┌────────

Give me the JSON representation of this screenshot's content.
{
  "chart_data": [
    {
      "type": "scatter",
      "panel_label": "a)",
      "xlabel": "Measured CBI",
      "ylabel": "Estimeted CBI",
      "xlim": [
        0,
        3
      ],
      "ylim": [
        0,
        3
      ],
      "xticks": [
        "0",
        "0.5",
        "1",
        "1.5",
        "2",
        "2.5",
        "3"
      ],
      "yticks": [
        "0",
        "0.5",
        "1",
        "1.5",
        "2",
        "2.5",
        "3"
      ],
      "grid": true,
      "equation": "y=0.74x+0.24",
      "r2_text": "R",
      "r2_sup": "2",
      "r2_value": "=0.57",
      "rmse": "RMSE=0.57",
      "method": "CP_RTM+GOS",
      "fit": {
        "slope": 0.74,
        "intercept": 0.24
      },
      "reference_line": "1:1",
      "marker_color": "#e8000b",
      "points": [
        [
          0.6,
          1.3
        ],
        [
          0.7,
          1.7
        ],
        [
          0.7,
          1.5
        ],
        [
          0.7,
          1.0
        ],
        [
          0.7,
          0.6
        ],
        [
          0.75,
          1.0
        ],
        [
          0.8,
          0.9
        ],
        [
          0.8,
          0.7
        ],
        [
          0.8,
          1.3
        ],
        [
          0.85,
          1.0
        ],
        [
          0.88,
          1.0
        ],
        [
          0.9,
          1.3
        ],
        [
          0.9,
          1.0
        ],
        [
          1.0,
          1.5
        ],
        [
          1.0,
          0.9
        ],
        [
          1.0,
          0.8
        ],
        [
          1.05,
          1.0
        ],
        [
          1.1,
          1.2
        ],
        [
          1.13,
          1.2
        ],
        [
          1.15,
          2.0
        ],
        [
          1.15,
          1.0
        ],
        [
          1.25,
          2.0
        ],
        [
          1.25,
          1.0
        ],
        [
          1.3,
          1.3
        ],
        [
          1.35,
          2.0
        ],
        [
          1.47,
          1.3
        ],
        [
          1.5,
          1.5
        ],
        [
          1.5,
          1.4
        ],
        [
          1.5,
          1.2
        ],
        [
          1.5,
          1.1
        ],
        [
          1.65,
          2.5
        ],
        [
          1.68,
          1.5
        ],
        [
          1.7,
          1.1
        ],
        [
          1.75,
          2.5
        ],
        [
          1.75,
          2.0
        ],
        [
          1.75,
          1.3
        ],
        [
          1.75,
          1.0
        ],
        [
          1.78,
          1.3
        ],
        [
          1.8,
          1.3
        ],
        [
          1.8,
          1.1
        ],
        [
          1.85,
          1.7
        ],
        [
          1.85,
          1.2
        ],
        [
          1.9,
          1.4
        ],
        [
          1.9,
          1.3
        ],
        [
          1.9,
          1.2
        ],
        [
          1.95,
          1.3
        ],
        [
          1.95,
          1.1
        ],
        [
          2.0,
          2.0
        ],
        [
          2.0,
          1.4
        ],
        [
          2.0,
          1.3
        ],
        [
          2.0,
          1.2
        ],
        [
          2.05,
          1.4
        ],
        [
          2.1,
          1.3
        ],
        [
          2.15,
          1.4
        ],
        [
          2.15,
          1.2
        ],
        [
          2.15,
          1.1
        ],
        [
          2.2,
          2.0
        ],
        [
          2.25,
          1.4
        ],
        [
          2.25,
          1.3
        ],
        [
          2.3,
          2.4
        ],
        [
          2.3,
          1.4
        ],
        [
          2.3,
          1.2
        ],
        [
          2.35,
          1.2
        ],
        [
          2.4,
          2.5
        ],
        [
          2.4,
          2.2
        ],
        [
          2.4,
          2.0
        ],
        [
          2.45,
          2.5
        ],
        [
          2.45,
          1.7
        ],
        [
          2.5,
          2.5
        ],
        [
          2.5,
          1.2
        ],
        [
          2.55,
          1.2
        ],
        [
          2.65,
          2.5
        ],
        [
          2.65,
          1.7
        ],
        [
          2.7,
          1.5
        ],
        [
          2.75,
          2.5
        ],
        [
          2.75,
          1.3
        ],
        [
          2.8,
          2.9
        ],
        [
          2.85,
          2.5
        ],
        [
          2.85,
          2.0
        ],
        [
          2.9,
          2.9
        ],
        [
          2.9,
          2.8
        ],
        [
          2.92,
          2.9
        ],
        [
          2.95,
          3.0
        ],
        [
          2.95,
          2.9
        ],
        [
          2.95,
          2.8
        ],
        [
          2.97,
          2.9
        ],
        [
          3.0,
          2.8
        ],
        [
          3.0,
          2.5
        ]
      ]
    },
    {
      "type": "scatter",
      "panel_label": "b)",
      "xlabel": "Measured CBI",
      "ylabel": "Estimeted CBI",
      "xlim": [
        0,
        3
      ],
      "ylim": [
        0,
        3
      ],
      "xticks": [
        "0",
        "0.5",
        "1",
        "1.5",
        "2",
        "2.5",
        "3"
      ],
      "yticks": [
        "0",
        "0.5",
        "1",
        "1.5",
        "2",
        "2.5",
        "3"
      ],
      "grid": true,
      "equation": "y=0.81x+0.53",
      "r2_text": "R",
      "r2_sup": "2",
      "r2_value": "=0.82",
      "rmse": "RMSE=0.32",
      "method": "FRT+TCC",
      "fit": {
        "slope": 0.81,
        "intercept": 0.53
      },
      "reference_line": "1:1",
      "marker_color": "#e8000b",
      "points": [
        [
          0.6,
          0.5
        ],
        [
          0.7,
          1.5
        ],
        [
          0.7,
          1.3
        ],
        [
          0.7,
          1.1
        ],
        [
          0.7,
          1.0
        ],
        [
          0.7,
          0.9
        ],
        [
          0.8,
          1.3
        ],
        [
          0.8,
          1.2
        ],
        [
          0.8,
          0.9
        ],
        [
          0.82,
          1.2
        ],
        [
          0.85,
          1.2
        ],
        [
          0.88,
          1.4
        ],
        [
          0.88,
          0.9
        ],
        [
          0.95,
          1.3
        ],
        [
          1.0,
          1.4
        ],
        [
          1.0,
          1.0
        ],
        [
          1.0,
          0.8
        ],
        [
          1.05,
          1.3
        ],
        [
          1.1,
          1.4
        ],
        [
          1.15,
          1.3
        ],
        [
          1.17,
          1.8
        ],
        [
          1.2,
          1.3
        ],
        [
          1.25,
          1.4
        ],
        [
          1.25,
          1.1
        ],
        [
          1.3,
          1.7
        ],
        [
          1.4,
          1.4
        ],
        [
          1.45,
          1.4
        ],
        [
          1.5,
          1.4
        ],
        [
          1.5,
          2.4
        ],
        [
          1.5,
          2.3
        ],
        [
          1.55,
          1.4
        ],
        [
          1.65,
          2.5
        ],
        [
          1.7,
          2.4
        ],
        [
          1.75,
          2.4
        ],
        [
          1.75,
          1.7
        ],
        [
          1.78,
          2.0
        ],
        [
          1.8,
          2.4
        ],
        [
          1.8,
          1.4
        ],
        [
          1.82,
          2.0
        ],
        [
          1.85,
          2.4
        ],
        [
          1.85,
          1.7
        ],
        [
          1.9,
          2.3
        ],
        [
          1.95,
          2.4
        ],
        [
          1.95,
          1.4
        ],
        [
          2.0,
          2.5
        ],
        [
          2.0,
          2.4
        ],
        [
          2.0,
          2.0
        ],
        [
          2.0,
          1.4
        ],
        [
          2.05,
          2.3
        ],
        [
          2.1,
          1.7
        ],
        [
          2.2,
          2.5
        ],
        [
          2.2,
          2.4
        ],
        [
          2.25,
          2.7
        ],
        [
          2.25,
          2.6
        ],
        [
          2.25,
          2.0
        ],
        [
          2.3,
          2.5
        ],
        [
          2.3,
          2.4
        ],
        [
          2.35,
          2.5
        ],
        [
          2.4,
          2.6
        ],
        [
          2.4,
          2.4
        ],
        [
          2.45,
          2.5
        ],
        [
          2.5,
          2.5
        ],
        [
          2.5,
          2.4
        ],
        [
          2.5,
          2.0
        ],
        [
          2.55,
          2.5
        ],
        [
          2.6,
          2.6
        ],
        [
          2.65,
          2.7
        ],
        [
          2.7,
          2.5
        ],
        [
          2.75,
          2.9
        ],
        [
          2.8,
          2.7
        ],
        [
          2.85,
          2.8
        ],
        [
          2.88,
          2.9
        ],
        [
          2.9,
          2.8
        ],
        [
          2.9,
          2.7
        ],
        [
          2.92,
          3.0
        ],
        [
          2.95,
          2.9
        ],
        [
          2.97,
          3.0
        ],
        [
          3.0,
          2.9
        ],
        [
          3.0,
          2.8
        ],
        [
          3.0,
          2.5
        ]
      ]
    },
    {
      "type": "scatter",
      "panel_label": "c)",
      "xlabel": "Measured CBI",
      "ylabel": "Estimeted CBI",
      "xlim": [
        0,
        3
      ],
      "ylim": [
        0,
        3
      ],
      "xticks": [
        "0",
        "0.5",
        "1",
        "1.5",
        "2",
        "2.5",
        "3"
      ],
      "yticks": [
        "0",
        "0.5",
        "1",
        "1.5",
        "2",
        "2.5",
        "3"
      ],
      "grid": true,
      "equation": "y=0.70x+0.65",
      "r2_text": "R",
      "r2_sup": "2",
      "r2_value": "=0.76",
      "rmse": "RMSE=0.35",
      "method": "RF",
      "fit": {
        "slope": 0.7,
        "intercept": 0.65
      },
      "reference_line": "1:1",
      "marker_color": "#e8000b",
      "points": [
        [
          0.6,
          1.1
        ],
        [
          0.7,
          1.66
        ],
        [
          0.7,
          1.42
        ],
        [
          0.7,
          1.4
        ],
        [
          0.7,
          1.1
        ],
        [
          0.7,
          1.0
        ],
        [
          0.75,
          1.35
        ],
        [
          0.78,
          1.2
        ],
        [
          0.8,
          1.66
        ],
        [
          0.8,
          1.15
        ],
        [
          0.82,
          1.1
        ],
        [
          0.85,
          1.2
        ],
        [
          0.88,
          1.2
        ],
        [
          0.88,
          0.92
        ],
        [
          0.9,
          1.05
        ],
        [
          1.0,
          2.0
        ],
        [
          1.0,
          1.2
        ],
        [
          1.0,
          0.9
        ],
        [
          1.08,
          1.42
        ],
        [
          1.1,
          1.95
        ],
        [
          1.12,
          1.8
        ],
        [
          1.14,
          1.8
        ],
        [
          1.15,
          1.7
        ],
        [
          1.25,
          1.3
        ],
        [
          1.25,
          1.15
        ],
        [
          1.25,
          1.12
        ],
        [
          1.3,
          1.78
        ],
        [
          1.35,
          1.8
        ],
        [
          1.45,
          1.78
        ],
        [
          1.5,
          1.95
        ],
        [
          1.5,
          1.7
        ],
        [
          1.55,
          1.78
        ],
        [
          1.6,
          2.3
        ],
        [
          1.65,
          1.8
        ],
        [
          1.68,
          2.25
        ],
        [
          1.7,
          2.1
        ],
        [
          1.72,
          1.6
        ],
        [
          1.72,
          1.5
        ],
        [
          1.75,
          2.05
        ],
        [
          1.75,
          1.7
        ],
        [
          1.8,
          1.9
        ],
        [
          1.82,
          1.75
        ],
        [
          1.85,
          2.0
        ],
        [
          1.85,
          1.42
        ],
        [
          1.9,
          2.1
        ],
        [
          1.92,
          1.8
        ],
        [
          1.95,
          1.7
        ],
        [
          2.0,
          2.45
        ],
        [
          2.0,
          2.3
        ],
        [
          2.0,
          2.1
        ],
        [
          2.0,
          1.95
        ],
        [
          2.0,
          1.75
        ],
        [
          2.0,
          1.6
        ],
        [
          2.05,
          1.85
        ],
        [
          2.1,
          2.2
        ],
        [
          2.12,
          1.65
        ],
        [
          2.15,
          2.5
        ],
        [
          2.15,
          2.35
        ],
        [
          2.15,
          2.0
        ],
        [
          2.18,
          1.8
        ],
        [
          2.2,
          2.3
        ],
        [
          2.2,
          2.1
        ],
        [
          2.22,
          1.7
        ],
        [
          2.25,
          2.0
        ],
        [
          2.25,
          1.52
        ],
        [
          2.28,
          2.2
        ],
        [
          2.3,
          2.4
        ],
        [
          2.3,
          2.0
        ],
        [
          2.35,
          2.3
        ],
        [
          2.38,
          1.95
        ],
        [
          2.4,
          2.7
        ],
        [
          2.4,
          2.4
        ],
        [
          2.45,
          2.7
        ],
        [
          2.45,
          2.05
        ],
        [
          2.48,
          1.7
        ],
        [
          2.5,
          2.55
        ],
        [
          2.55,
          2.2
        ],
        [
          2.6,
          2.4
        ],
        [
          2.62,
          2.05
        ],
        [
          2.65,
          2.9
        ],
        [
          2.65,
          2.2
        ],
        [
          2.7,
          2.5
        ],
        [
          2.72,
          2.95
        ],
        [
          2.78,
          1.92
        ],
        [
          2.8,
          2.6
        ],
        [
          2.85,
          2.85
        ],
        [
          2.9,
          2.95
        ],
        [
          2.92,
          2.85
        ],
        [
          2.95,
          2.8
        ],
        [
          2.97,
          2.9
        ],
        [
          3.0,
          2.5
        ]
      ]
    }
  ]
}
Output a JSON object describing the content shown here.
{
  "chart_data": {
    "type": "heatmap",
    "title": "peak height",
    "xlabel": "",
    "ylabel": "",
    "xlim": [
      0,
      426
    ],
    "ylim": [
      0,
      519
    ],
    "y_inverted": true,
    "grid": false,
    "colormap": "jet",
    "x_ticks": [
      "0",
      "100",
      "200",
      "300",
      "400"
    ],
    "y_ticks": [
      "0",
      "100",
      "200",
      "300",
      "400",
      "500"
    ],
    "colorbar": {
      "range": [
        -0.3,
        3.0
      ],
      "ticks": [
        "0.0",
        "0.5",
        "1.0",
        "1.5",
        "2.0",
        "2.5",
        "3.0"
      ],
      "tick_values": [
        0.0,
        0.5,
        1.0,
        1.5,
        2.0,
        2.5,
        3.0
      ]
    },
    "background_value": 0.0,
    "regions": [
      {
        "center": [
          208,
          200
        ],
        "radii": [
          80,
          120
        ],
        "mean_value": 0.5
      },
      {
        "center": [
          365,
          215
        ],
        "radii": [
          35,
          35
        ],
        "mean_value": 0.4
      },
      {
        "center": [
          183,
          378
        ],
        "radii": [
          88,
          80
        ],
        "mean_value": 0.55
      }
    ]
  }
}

└────────

Given instruction:
Locate the word "intercept" in the data above. Copy every line carrying it.

Written solution:
        "intercept": 0.24
        "intercept": 0.53
        "intercept": 0.65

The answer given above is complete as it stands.